_YOUR INSTRUCTIONS:_
Gather from the material every line that contains the string "Советская".

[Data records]
-=-=-
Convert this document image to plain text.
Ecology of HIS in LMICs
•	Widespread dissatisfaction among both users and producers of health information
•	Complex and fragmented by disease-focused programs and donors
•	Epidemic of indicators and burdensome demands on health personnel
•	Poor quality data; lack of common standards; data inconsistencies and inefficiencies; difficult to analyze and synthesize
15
-=-=-
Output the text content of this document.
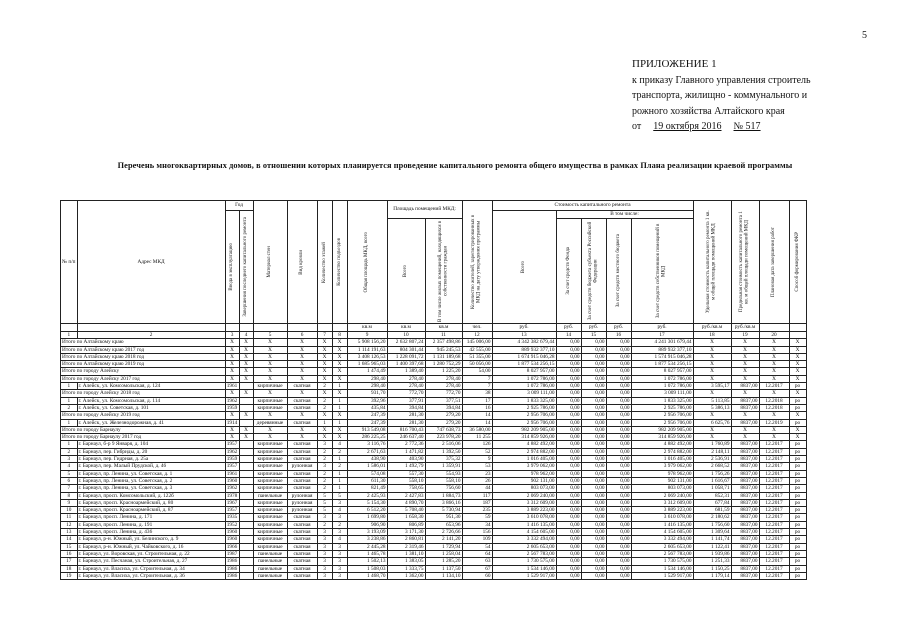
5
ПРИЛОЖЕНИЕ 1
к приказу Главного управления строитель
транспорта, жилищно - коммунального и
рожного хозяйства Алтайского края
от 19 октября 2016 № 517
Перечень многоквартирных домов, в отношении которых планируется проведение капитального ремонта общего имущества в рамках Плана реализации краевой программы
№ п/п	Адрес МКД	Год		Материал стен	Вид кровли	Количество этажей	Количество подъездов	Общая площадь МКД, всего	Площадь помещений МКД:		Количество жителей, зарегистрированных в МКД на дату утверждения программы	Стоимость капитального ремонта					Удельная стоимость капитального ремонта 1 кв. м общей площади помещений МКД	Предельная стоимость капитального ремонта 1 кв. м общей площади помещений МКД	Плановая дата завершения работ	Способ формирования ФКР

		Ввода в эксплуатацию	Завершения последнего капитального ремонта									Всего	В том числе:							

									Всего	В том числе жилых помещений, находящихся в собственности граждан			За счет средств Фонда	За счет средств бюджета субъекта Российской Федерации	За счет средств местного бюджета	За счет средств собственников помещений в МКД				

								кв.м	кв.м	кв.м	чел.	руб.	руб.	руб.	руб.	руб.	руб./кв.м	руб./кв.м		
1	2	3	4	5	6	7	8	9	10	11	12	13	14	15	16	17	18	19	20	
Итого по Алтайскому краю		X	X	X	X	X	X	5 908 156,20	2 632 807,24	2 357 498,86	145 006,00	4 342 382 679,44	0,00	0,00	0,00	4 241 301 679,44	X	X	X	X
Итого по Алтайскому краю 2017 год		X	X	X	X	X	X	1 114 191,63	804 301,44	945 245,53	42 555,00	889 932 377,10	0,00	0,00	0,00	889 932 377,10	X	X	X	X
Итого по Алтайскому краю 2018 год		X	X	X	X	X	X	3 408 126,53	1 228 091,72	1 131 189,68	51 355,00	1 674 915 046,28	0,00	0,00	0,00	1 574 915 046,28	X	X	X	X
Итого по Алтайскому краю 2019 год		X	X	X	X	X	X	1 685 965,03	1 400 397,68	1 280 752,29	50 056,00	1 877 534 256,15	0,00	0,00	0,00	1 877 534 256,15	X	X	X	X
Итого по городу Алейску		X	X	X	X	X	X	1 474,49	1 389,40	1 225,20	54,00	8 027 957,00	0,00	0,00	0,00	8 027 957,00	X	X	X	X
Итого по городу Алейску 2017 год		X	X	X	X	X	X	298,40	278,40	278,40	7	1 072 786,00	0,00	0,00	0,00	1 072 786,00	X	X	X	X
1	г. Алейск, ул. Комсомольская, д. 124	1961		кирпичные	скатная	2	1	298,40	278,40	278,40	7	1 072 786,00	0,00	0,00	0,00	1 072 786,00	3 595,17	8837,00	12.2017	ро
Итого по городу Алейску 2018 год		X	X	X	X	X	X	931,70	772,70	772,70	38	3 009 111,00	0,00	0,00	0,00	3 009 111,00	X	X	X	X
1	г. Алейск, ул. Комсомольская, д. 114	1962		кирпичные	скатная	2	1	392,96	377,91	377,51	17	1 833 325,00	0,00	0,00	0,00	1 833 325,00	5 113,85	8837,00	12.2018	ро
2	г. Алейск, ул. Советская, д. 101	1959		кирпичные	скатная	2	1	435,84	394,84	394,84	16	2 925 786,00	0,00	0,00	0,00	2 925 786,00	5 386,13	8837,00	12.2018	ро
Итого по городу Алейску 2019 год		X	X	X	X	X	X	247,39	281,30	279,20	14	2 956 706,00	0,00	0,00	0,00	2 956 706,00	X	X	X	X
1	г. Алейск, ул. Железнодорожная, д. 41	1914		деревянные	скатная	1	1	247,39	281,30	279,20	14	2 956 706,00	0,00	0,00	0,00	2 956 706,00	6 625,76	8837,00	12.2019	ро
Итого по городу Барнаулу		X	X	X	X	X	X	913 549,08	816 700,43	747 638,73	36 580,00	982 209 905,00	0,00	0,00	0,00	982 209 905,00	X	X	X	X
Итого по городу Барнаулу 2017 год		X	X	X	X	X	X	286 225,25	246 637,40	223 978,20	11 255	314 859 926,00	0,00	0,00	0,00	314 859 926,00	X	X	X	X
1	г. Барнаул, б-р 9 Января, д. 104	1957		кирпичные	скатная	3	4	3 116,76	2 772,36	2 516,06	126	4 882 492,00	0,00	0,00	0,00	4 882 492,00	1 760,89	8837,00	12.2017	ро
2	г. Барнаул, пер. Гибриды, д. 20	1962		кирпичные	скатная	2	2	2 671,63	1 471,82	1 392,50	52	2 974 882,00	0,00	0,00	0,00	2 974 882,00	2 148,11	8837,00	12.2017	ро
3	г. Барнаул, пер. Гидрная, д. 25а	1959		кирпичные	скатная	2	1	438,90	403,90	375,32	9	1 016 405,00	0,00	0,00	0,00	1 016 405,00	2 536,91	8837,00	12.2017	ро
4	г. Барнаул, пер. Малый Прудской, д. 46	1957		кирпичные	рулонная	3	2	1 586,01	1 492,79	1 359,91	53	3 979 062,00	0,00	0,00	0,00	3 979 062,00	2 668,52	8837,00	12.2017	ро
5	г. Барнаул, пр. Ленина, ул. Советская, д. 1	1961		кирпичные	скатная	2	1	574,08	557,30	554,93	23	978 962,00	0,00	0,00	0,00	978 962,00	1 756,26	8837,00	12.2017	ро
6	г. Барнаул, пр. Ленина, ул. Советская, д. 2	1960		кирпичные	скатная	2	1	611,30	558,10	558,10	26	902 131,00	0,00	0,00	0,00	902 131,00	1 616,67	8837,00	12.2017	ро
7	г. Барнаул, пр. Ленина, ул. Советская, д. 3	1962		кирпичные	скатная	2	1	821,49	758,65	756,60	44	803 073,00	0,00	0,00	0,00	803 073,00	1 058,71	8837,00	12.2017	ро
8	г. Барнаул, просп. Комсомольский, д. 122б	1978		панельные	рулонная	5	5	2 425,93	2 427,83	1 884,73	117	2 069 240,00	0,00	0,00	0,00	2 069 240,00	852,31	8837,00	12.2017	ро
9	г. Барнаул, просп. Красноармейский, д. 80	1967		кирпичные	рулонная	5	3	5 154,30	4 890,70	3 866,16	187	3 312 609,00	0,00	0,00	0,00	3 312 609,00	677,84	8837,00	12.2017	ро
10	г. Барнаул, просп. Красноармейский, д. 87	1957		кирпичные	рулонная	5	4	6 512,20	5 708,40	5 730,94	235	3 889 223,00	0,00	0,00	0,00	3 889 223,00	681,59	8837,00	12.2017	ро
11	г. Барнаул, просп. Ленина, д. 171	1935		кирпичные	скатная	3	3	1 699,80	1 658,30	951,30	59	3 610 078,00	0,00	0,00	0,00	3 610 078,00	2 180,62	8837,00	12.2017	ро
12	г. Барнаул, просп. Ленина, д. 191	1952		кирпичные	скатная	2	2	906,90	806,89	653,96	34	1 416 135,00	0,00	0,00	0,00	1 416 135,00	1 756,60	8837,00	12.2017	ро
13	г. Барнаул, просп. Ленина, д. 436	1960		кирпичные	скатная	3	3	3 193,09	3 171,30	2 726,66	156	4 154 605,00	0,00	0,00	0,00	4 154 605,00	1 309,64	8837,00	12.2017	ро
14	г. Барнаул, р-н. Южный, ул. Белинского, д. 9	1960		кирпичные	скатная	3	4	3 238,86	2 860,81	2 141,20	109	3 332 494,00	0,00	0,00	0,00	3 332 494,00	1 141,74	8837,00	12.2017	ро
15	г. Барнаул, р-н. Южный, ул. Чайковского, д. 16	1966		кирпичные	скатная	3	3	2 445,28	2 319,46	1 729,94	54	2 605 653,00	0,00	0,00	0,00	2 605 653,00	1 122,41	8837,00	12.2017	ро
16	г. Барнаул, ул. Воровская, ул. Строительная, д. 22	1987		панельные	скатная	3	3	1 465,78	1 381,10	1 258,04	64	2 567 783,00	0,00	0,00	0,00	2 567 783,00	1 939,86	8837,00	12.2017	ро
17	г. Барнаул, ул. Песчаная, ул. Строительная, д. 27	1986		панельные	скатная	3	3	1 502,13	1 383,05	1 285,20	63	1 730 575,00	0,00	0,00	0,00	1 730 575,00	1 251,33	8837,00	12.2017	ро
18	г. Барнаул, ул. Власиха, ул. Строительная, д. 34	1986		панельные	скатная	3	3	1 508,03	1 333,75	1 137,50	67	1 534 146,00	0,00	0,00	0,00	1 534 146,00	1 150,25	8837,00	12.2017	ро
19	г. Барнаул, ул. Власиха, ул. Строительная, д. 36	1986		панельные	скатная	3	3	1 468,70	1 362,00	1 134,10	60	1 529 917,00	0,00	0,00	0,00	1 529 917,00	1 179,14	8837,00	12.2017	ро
-=-=-
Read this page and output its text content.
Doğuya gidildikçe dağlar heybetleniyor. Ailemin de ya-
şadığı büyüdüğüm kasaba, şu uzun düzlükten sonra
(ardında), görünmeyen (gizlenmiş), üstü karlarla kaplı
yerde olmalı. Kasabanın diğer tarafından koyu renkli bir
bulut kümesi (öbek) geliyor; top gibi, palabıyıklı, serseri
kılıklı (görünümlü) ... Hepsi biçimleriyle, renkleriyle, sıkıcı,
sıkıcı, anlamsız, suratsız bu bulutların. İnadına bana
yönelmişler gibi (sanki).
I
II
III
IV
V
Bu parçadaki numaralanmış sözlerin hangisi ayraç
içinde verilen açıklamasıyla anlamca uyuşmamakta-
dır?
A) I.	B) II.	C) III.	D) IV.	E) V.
-=-=-
_EXERCISE SOLUTION:_
2	г. Алейск, ул. Советская, д. 101	1959		кирпичные	скатная	2	1	435,84	394,84	394,84	16	2 925 786,00	0,00	0,00	0,00	2 925 786,00	5 386,13	8837,00	12.2018	ро
5	г. Барнаул, пр. Ленина, ул. Советская, д. 1	1961		кирпичные	скатная	2	1	574,08	557,30	554,93	23	978 962,00	0,00	0,00	0,00	978 962,00	1 756,26	8837,00	12.2017	ро
6	г. Барнаул, пр. Ленина, ул. Советская, д. 2	1960		кирпичные	скатная	2	1	611,30	558,10	558,10	26	902 131,00	0,00	0,00	0,00	902 131,00	1 616,67	8837,00	12.2017	ро
7	г. Барнаул, пр. Ленина, ул. Советская, д. 3	1962		кирпичные	скатная	2	1	821,49	758,65	756,60	44	803 073,00	0,00	0,00	0,00	803 073,00	1 058,71	8837,00	12.2017	ро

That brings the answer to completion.